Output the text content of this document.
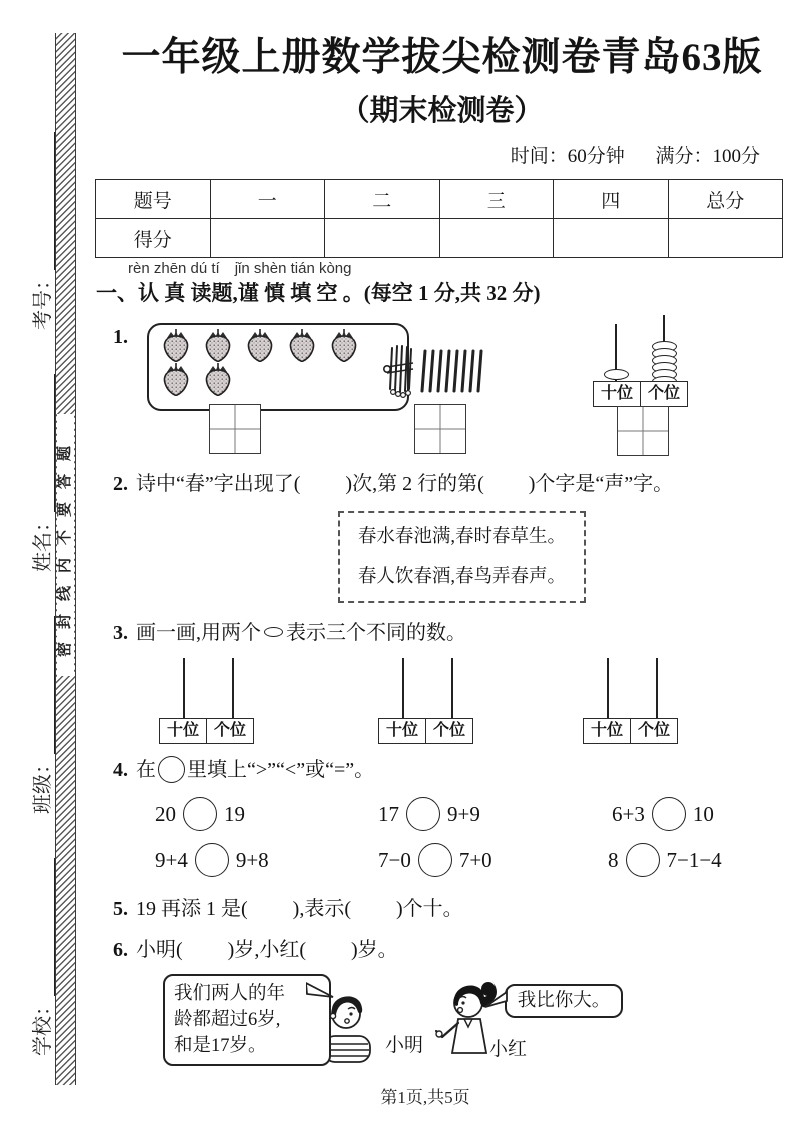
密封线内不要答题
学校：
班级：
姓名：
考号：
一年级上册数学拔尖检测卷青岛63版
（期末检测卷）
时间：60分钟 满分：100分
题号	一	二	三	四	总分
得分					
rèn zhēn dú tí　jǐn shèn tián kòng
一、认 真 读题,谨 慎 填 空 。(每空 1 分,共 32 分)
1.
十位 个位
2. 诗中“春”字出现了(         )次,第 2 行的第(         )个字是“声”字。
春水春池满,春时春草生。
春人饮春酒,春鸟弄春声。
3. 画一画,用两个 表示三个不同的数。
十位 个位	十位 个位	十位 个位
4. 在 里填上“>”“<”或“=”。
20 19	17 9+9	6+3 10
9+4 9+8	7−0 7+0	8 7−1−4
5. 19 再添 1 是(         ),表示(         )个十。
6. 小明(         )岁,小红(         )岁。
我们两人的年
龄都超过6岁,
和是17岁。	小明
我比你大。
小红
第1页,共5页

+--

## What is needed:
Return all the entries word for word, but omit any pictures they contain.

## Reply to the task:
Output the text content of this document.
密封线内不要答题
学校：
班级：
姓名：
考号：
一年级上册数学拔尖检测卷青岛63版
（期末检测卷）
时间：60分钟 满分：100分
题号	一	二	三	四	总分
得分					
rèn zhēn dú tí　jǐn shèn tián kòng
一、认 真 读题,谨 慎 填 空 。(每空 1 分,共 32 分)
1.
十位 个位
2. 诗中“春”字出现了(         )次,第 2 行的第(         )个字是“声”字。
春水春池满,春时春草生。
春人饮春酒,春鸟弄春声。
3. 画一画,用两个 表示三个不同的数。
十位 个位	十位 个位	十位 个位
4. 在 里填上“>”“<”或“=”。
20 19	17 9+9	6+3 10
9+4 9+8	7−0 7+0	8 7−1−4
5. 19 再添 1 是(         ),表示(         )个十。
6. 小明(         )岁,小红(         )岁。
我们两人的年
龄都超过6岁,
和是17岁。	小明
我比你大。
小红
第1页,共5页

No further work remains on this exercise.